-- Begin INFORMATION SUPPLIED --

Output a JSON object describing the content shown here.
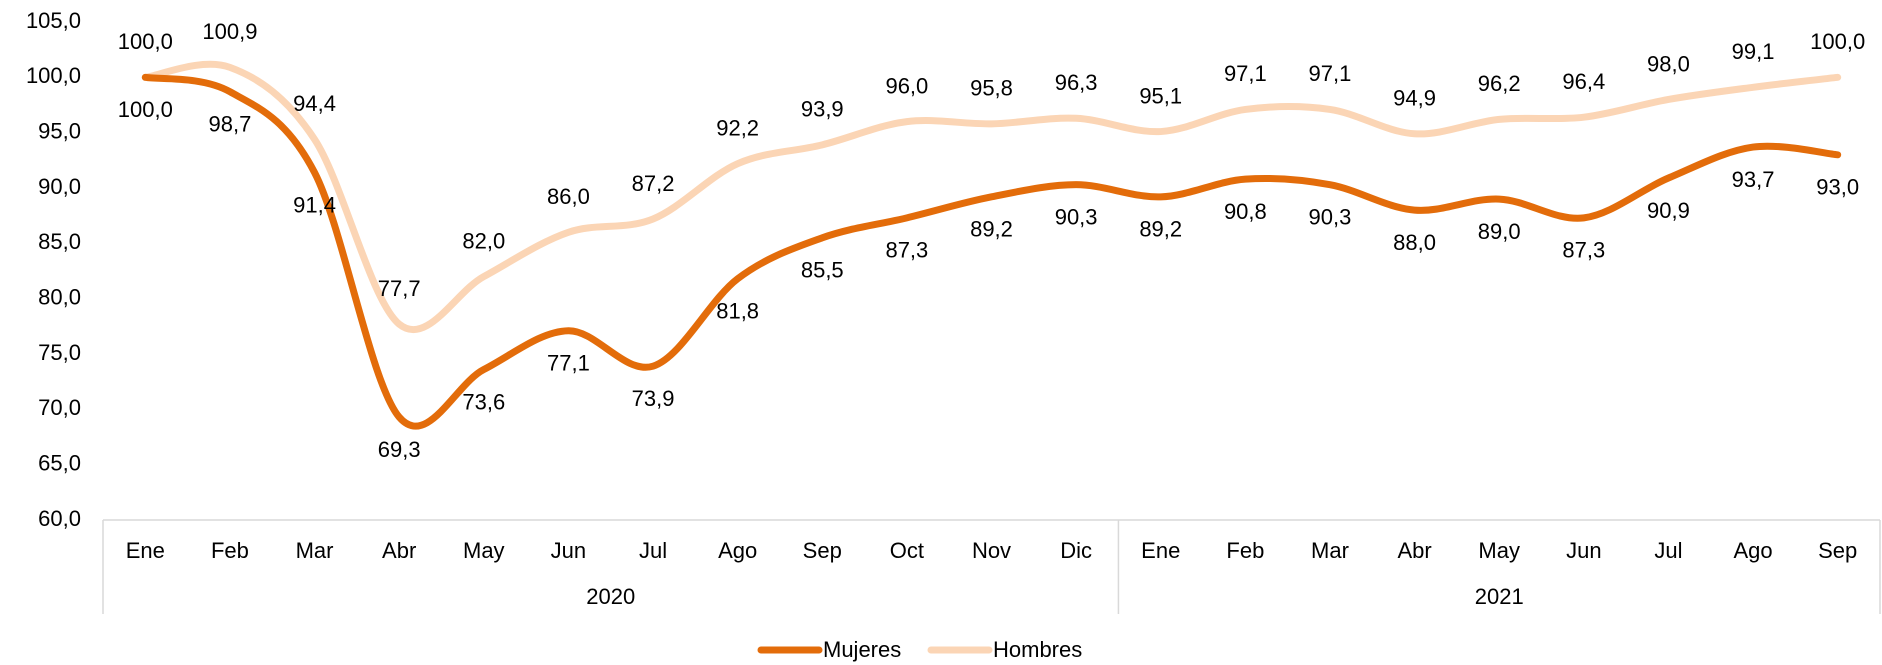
{
  "chart_data": {
    "type": "line",
    "groups": [
      {
        "label": "2020",
        "categories": [
          "Ene",
          "Feb",
          "Mar",
          "Abr",
          "May",
          "Jun",
          "Jul",
          "Ago",
          "Sep",
          "Oct",
          "Nov",
          "Dic"
        ]
      },
      {
        "label": "2021",
        "categories": [
          "Ene",
          "Feb",
          "Mar",
          "Abr",
          "May",
          "Jun",
          "Jul",
          "Ago",
          "Sep"
        ]
      }
    ],
    "series": [
      {
        "name": "Mujeres",
        "color": "#e36c0a",
        "values": [
          100.0,
          98.7,
          91.4,
          69.3,
          73.6,
          77.1,
          73.9,
          81.8,
          85.5,
          87.3,
          89.2,
          90.3,
          89.2,
          90.8,
          90.3,
          88.0,
          89.0,
          87.3,
          90.9,
          93.7,
          93.0
        ],
        "value_labels": [
          "100,0",
          "98,7",
          "91,4",
          "69,3",
          "73,6",
          "77,1",
          "73,9",
          "81,8",
          "85,5",
          "87,3",
          "89,2",
          "90,3",
          "89,2",
          "90,8",
          "90,3",
          "88,0",
          "89,0",
          "87,3",
          "90,9",
          "93,7",
          "93,0"
        ]
      },
      {
        "name": "Hombres",
        "color": "#fbd5b5",
        "values": [
          100.0,
          100.9,
          94.4,
          77.7,
          82.0,
          86.0,
          87.2,
          92.2,
          93.9,
          96.0,
          95.8,
          96.3,
          95.1,
          97.1,
          97.1,
          94.9,
          96.2,
          96.4,
          98.0,
          99.1,
          100.0
        ],
        "value_labels": [
          "100,0",
          "100,9",
          "94,4",
          "77,7",
          "82,0",
          "86,0",
          "87,2",
          "92,2",
          "93,9",
          "96,0",
          "95,8",
          "96,3",
          "95,1",
          "97,1",
          "97,1",
          "94,9",
          "96,2",
          "96,4",
          "98,0",
          "99,1",
          "100,0"
        ]
      }
    ],
    "ylim": [
      60,
      105
    ],
    "yticks": [
      {
        "value": 60,
        "label": "60,0"
      },
      {
        "value": 65,
        "label": "65,0"
      },
      {
        "value": 70,
        "label": "70,0"
      },
      {
        "value": 75,
        "label": "75,0"
      },
      {
        "value": 80,
        "label": "80,0"
      },
      {
        "value": 85,
        "label": "85,0"
      },
      {
        "value": 90,
        "label": "90,0"
      },
      {
        "value": 95,
        "label": "95,0"
      },
      {
        "value": 100,
        "label": "100,0"
      },
      {
        "value": 105,
        "label": "105,0"
      }
    ],
    "grid": false,
    "legend": "bottom"
  }
}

-- End INFORMATION SUPPLIED --

◆ WHAT IS ASKED ◆
Each entry shown above must be quoted exactly, with its pictures left out.

◆ ANSWER ◆
Output a JSON object describing the content shown here.
{
  "chart_data": {
    "type": "line",
    "groups": [
      {
        "label": "2020",
        "categories": [
          "Ene",
          "Feb",
          "Mar",
          "Abr",
          "May",
          "Jun",
          "Jul",
          "Ago",
          "Sep",
          "Oct",
          "Nov",
          "Dic"
        ]
      },
      {
        "label": "2021",
        "categories": [
          "Ene",
          "Feb",
          "Mar",
          "Abr",
          "May",
          "Jun",
          "Jul",
          "Ago",
          "Sep"
        ]
      }
    ],
    "series": [
      {
        "name": "Mujeres",
        "color": "#e36c0a",
        "values": [
          100.0,
          98.7,
          91.4,
          69.3,
          73.6,
          77.1,
          73.9,
          81.8,
          85.5,
          87.3,
          89.2,
          90.3,
          89.2,
          90.8,
          90.3,
          88.0,
          89.0,
          87.3,
          90.9,
          93.7,
          93.0
        ],
        "value_labels": [
          "100,0",
          "98,7",
          "91,4",
          "69,3",
          "73,6",
          "77,1",
          "73,9",
          "81,8",
          "85,5",
          "87,3",
          "89,2",
          "90,3",
          "89,2",
          "90,8",
          "90,3",
          "88,0",
          "89,0",
          "87,3",
          "90,9",
          "93,7",
          "93,0"
        ]
      },
      {
        "name": "Hombres",
        "color": "#fbd5b5",
        "values": [
          100.0,
          100.9,
          94.4,
          77.7,
          82.0,
          86.0,
          87.2,
          92.2,
          93.9,
          96.0,
          95.8,
          96.3,
          95.1,
          97.1,
          97.1,
          94.9,
          96.2,
          96.4,
          98.0,
          99.1,
          100.0
        ],
        "value_labels": [
          "100,0",
          "100,9",
          "94,4",
          "77,7",
          "82,0",
          "86,0",
          "87,2",
          "92,2",
          "93,9",
          "96,0",
          "95,8",
          "96,3",
          "95,1",
          "97,1",
          "97,1",
          "94,9",
          "96,2",
          "96,4",
          "98,0",
          "99,1",
          "100,0"
        ]
      }
    ],
    "ylim": [
      60,
      105
    ],
    "yticks": [
      {
        "value": 60,
        "label": "60,0"
      },
      {
        "value": 65,
        "label": "65,0"
      },
      {
        "value": 70,
        "label": "70,0"
      },
      {
        "value": 75,
        "label": "75,0"
      },
      {
        "value": 80,
        "label": "80,0"
      },
      {
        "value": 85,
        "label": "85,0"
      },
      {
        "value": 90,
        "label": "90,0"
      },
      {
        "value": 95,
        "label": "95,0"
      },
      {
        "value": 100,
        "label": "100,0"
      },
      {
        "value": 105,
        "label": "105,0"
      }
    ],
    "grid": false,
    "legend": "bottom"
  }
}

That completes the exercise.